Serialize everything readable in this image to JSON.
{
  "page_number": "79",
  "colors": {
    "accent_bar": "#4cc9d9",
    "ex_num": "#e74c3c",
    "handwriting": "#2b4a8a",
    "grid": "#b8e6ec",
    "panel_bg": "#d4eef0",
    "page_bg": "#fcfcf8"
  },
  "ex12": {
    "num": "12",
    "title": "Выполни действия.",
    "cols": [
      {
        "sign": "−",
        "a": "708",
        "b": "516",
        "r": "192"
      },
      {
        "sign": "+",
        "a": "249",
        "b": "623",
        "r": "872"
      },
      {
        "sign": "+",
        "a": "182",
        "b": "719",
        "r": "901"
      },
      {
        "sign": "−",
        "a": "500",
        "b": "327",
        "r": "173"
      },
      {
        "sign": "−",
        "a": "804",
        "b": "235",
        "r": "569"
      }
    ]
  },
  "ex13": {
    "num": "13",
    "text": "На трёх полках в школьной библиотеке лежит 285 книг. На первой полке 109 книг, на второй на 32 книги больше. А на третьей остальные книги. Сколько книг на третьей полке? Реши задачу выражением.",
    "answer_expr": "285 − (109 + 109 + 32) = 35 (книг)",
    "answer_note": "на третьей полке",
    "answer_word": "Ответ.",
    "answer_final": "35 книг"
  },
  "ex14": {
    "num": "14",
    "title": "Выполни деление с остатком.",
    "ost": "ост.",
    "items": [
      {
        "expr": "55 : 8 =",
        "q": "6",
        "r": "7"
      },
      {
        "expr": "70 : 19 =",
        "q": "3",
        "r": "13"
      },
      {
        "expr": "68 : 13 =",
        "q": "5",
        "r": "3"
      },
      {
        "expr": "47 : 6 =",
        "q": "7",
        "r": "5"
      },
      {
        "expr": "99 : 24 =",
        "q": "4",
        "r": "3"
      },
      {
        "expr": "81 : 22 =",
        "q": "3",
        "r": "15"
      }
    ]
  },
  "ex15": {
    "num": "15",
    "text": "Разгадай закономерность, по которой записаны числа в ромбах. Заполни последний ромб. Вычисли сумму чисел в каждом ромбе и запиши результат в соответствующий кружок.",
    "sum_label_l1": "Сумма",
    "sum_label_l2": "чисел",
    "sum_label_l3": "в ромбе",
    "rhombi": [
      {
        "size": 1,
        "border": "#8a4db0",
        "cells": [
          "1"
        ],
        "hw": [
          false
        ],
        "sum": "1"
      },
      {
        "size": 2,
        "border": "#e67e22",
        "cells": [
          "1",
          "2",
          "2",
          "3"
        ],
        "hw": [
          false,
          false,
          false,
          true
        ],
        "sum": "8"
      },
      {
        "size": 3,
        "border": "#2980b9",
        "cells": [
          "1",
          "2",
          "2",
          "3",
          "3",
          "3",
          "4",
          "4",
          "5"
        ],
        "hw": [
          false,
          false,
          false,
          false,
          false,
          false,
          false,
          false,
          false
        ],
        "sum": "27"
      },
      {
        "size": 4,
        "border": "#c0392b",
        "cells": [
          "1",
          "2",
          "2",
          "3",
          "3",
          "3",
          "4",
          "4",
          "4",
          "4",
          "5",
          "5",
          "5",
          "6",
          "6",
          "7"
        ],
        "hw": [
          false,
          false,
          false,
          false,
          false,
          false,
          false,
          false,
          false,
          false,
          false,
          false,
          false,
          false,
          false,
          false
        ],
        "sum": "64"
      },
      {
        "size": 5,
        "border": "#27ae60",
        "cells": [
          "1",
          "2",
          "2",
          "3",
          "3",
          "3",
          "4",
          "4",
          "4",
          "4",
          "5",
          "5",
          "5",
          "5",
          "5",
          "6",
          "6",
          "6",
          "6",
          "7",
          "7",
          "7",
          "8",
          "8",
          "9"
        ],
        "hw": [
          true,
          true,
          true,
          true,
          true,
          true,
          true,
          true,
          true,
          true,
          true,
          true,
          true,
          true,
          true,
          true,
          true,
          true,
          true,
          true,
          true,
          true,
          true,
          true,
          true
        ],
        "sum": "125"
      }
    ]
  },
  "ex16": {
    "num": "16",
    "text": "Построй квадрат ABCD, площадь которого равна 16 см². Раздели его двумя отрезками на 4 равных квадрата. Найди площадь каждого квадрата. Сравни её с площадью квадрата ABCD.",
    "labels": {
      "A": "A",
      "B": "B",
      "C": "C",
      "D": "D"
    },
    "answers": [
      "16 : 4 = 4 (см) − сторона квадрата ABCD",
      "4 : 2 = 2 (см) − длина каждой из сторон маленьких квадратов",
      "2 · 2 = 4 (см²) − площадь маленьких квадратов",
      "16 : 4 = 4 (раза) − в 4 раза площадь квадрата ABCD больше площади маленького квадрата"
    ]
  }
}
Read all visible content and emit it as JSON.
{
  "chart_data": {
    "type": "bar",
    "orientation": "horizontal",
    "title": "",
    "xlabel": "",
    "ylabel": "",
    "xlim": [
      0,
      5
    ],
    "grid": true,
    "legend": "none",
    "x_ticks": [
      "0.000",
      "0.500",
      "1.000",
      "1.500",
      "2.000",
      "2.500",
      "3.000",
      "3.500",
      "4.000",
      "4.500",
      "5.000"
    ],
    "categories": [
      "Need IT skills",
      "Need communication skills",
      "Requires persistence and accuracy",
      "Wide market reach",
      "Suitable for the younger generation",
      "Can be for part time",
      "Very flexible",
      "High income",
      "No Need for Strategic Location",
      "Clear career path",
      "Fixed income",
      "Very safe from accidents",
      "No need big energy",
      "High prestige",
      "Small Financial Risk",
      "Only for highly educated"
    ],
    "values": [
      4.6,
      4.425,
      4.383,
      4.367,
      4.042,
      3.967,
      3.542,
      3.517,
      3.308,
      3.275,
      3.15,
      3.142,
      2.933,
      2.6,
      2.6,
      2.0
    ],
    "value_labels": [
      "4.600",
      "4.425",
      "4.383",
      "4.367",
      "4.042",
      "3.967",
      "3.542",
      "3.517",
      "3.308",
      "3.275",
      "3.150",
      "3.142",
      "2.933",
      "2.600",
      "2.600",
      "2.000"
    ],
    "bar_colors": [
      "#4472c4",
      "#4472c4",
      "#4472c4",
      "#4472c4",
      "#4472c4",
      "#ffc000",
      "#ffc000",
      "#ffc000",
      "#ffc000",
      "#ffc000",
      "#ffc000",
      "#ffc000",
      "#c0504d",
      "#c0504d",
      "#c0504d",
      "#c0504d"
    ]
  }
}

▶ **Description of the task**
Set out every line from the material that contains the string "skills".

▶ **Exercise response**
      "Need IT skills",
      "Need communication skills",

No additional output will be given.